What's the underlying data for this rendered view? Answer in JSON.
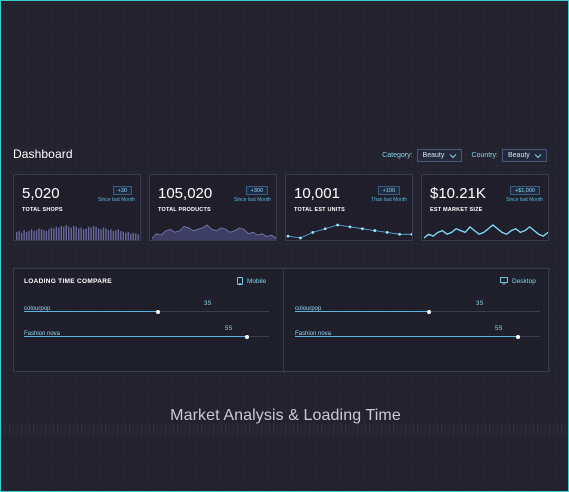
{
  "dashboard": {
    "title": "Dashboard",
    "filters": {
      "category_label": "Category:",
      "category_value": "Beauty",
      "country_label": "Country:",
      "country_value": "Beauty"
    },
    "kpis": [
      {
        "value": "5,020",
        "label": "TOTAL SHOPS",
        "delta": "+30",
        "since": "Since last Month",
        "chart": "bars",
        "series": [
          6,
          7,
          5,
          8,
          6,
          7,
          9,
          7,
          8,
          10,
          9,
          8,
          7,
          9,
          11,
          10,
          12,
          11,
          13,
          12,
          14,
          12,
          11,
          13,
          12,
          10,
          11,
          9,
          10,
          12,
          11,
          13,
          12,
          10,
          9,
          11,
          10,
          8,
          9,
          7,
          8,
          9,
          7,
          6,
          5,
          6,
          4,
          5,
          4,
          3
        ]
      },
      {
        "value": "105,020",
        "label": "TOTAL PRODUCTS",
        "delta": "+300",
        "since": "Since last Month",
        "chart": "area",
        "series": [
          6,
          9,
          8,
          11,
          12,
          10,
          11,
          14,
          13,
          11,
          12,
          13,
          15,
          12,
          11,
          13,
          12,
          10,
          11,
          13,
          12,
          9,
          10,
          8,
          9,
          7,
          8,
          6
        ]
      },
      {
        "value": "10,001",
        "label": "TOTAL EST UNITS",
        "delta": "+100",
        "since": "Than last  Month",
        "chart": "line-dots",
        "series": [
          4,
          3,
          6,
          8,
          10,
          9,
          8,
          7,
          6,
          5,
          5
        ]
      },
      {
        "value": "$10.21K",
        "label": "EST MARKET SIZE",
        "delta": "+$1,000",
        "since": "Since last Month",
        "chart": "wave",
        "series": [
          4,
          6,
          5,
          7,
          8,
          6,
          7,
          9,
          8,
          7,
          10,
          8,
          6,
          7,
          9,
          11,
          9,
          7,
          6,
          8,
          9,
          7,
          8,
          10,
          8,
          6,
          5,
          7
        ]
      }
    ],
    "loading": {
      "title": "LOADING TIME COMPARE",
      "mobile": {
        "label": "Mobile",
        "rows": [
          {
            "name": "colourpop",
            "display": "3S",
            "seconds": 3
          },
          {
            "name": "Fashion nova",
            "display": "5S",
            "seconds": 5
          }
        ]
      },
      "desktop": {
        "label": "Desktop",
        "rows": [
          {
            "name": "colourpop",
            "display": "3S",
            "seconds": 3
          },
          {
            "name": "Fashion nova",
            "display": "5S",
            "seconds": 5
          }
        ]
      }
    }
  },
  "caption": "Market Analysis & Loading Time",
  "colors": {
    "accent": "#5fb4e0",
    "frame_border": "#36d1cf",
    "background": "#23222f",
    "bar_fill": "#6a6aa0",
    "area_fill": "#4a4a7a",
    "line": "#5fb4e0"
  }
}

^^^^^^^^^^^^^^^^

### Given exercise
Without the pictures, reproduce every line of the records above exactly.

### Response to the task
What's the underlying data for this rendered view? Answer in JSON.
{
  "dashboard": {
    "title": "Dashboard",
    "filters": {
      "category_label": "Category:",
      "category_value": "Beauty",
      "country_label": "Country:",
      "country_value": "Beauty"
    },
    "kpis": [
      {
        "value": "5,020",
        "label": "TOTAL SHOPS",
        "delta": "+30",
        "since": "Since last Month",
        "chart": "bars",
        "series": [
          6,
          7,
          5,
          8,
          6,
          7,
          9,
          7,
          8,
          10,
          9,
          8,
          7,
          9,
          11,
          10,
          12,
          11,
          13,
          12,
          14,
          12,
          11,
          13,
          12,
          10,
          11,
          9,
          10,
          12,
          11,
          13,
          12,
          10,
          9,
          11,
          10,
          8,
          9,
          7,
          8,
          9,
          7,
          6,
          5,
          6,
          4,
          5,
          4,
          3
        ]
      },
      {
        "value": "105,020",
        "label": "TOTAL PRODUCTS",
        "delta": "+300",
        "since": "Since last Month",
        "chart": "area",
        "series": [
          6,
          9,
          8,
          11,
          12,
          10,
          11,
          14,
          13,
          11,
          12,
          13,
          15,
          12,
          11,
          13,
          12,
          10,
          11,
          13,
          12,
          9,
          10,
          8,
          9,
          7,
          8,
          6
        ]
      },
      {
        "value": "10,001",
        "label": "TOTAL EST UNITS",
        "delta": "+100",
        "since": "Than last  Month",
        "chart": "line-dots",
        "series": [
          4,
          3,
          6,
          8,
          10,
          9,
          8,
          7,
          6,
          5,
          5
        ]
      },
      {
        "value": "$10.21K",
        "label": "EST MARKET SIZE",
        "delta": "+$1,000",
        "since": "Since last Month",
        "chart": "wave",
        "series": [
          4,
          6,
          5,
          7,
          8,
          6,
          7,
          9,
          8,
          7,
          10,
          8,
          6,
          7,
          9,
          11,
          9,
          7,
          6,
          8,
          9,
          7,
          8,
          10,
          8,
          6,
          5,
          7
        ]
      }
    ],
    "loading": {
      "title": "LOADING TIME COMPARE",
      "mobile": {
        "label": "Mobile",
        "rows": [
          {
            "name": "colourpop",
            "display": "3S",
            "seconds": 3
          },
          {
            "name": "Fashion nova",
            "display": "5S",
            "seconds": 5
          }
        ]
      },
      "desktop": {
        "label": "Desktop",
        "rows": [
          {
            "name": "colourpop",
            "display": "3S",
            "seconds": 3
          },
          {
            "name": "Fashion nova",
            "display": "5S",
            "seconds": 5
          }
        ]
      }
    }
  },
  "caption": "Market Analysis & Loading Time",
  "colors": {
    "accent": "#5fb4e0",
    "frame_border": "#36d1cf",
    "background": "#23222f",
    "bar_fill": "#6a6aa0",
    "area_fill": "#4a4a7a",
    "line": "#5fb4e0"
  }
}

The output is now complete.